>> begin INPUT MATERIAL

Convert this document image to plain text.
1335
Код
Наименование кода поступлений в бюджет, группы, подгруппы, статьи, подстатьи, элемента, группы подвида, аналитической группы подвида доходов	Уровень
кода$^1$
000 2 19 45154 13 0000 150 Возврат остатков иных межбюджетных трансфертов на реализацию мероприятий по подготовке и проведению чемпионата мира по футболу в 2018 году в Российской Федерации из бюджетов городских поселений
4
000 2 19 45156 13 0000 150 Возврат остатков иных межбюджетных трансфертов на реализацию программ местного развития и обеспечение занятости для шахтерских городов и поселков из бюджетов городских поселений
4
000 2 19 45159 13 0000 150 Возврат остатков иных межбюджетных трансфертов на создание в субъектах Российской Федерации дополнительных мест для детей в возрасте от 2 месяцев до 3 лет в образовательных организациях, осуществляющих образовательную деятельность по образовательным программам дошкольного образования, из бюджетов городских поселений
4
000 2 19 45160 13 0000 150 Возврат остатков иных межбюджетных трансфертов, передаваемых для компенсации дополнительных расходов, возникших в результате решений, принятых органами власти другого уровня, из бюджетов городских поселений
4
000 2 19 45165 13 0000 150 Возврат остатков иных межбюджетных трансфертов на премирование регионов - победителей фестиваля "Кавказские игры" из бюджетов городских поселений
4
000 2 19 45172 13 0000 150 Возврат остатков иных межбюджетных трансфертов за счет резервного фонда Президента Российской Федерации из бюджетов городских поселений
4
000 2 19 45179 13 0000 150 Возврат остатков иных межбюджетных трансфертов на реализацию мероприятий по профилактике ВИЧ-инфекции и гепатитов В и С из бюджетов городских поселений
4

>> end INPUT MATERIAL

**AIM:** Search the data for "иных". Copy every matching line.

**THE RESULT:**
000 2 19 45154 13 0000 150 Возврат остатков иных межбюджетных трансфертов на реализацию мероприятий по подготовке и проведению чемпионата мира по футболу в 2018 году в Российской Федерации из бюджетов городских поселений
000 2 19 45156 13 0000 150 Возврат остатков иных межбюджетных трансфертов на реализацию программ местного развития и обеспечение занятости для шахтерских городов и поселков из бюджетов городских поселений
000 2 19 45159 13 0000 150 Возврат остатков иных межбюджетных трансфертов на создание в субъектах Российской Федерации дополнительных мест для детей в возрасте от 2 месяцев до 3 лет в образовательных организациях, осуществляющих образовательную деятельность по образовательным программам дошкольного образования, из бюджетов городских поселений
000 2 19 45160 13 0000 150 Возврат остатков иных межбюджетных трансфертов, передаваемых для компенсации дополнительных расходов, возникших в результате решений, принятых органами власти другого уровня, из бюджетов городских поселений
000 2 19 45165 13 0000 150 Возврат остатков иных межбюджетных трансфертов на премирование регионов - победителей фестиваля "Кавказские игры" из бюджетов городских поселений
000 2 19 45172 13 0000 150 Возврат остатков иных межбюджетных трансфертов за счет резервного фонда Президента Российской Федерации из бюджетов городских поселений
000 2 19 45179 13 0000 150 Возврат остатков иных межбюджетных трансфертов на реализацию мероприятий по профилактике ВИЧ-инфекции и гепатитов В и С из бюджетов городских поселений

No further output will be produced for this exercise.